> Exercise details: Starting with the line that holds "Extract all readable text from this page.", reproduce each line through the last one of the data, exactly as written. Pictures are not copied.

▼

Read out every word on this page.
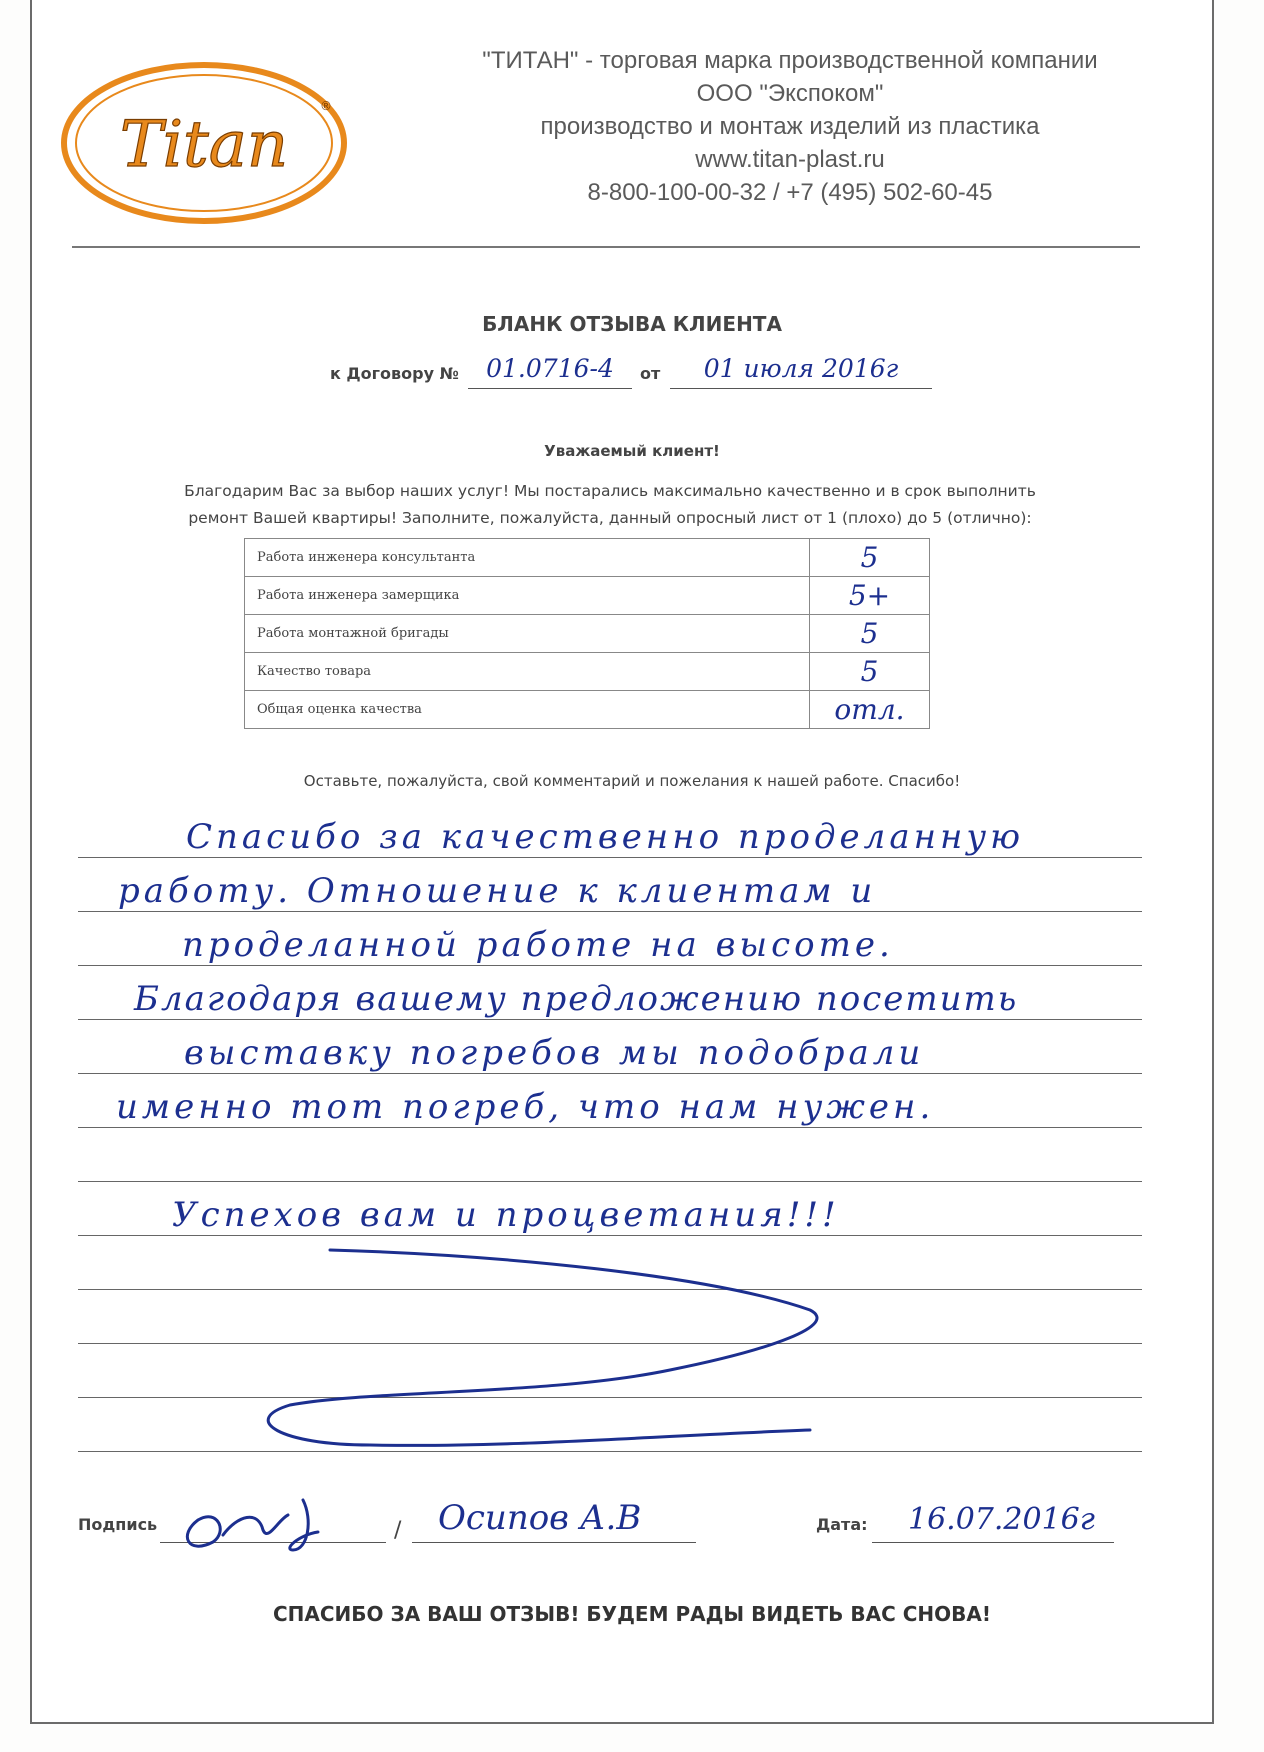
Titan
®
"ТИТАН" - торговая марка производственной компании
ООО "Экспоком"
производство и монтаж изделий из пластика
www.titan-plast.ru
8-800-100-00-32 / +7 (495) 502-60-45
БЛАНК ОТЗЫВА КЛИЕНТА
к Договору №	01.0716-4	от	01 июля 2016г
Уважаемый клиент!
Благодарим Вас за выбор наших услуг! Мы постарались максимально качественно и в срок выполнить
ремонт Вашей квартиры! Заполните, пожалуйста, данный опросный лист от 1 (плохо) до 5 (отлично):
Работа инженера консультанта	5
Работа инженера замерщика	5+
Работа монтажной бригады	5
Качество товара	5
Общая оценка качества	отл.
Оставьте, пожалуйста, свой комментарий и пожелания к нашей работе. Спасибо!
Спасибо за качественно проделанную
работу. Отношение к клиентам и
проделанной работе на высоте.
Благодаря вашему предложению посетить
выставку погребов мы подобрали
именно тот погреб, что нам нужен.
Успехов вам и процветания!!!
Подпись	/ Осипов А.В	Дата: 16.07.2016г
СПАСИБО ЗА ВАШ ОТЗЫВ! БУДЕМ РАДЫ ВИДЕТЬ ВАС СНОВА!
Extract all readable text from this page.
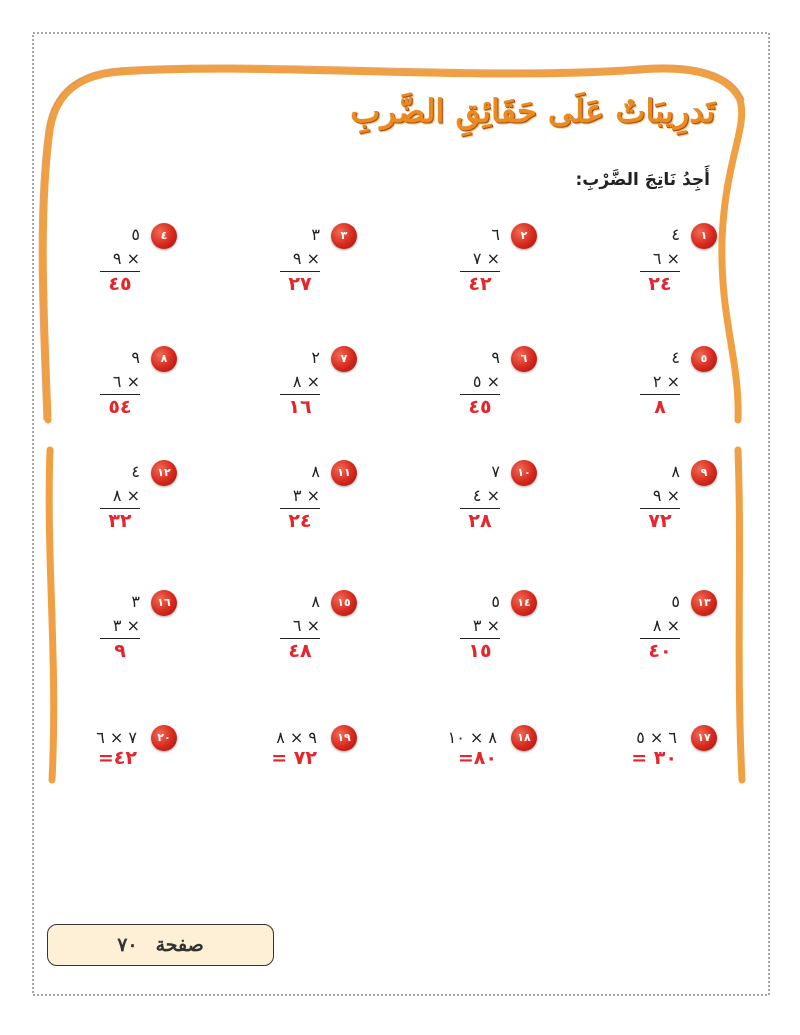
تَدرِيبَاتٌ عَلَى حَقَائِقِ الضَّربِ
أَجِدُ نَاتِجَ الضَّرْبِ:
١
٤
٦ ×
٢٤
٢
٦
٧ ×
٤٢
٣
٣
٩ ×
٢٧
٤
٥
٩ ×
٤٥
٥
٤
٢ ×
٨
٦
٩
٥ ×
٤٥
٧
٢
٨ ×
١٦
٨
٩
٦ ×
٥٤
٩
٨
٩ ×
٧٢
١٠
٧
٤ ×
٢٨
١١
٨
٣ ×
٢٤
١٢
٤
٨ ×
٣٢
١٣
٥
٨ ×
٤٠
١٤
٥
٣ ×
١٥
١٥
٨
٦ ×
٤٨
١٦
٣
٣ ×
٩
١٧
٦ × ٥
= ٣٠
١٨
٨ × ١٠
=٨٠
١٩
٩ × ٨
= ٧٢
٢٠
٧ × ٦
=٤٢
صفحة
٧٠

▲

> Completed exercise:
Extract all readable text from this page.
تَدرِيبَاتٌ عَلَى حَقَائِقِ الضَّربِ
أَجِدُ نَاتِجَ الضَّرْبِ:
١
٤
٦ ×
٢٤
٢
٦
٧ ×
٤٢
٣
٣
٩ ×
٢٧
٤
٥
٩ ×
٤٥
٥
٤
٢ ×
٨
٦
٩
٥ ×
٤٥
٧
٢
٨ ×
١٦
٨
٩
٦ ×
٥٤
٩
٨
٩ ×
٧٢
١٠
٧
٤ ×
٢٨
١١
٨
٣ ×
٢٤
١٢
٤
٨ ×
٣٢
١٣
٥
٨ ×
٤٠
١٤
٥
٣ ×
١٥
١٥
٨
٦ ×
٤٨
١٦
٣
٣ ×
٩
١٧
٦ × ٥
= ٣٠
١٨
٨ × ١٠
=٨٠
١٩
٩ × ٨
= ٧٢
٢٠
٧ × ٦
=٤٢
صفحة
٧٠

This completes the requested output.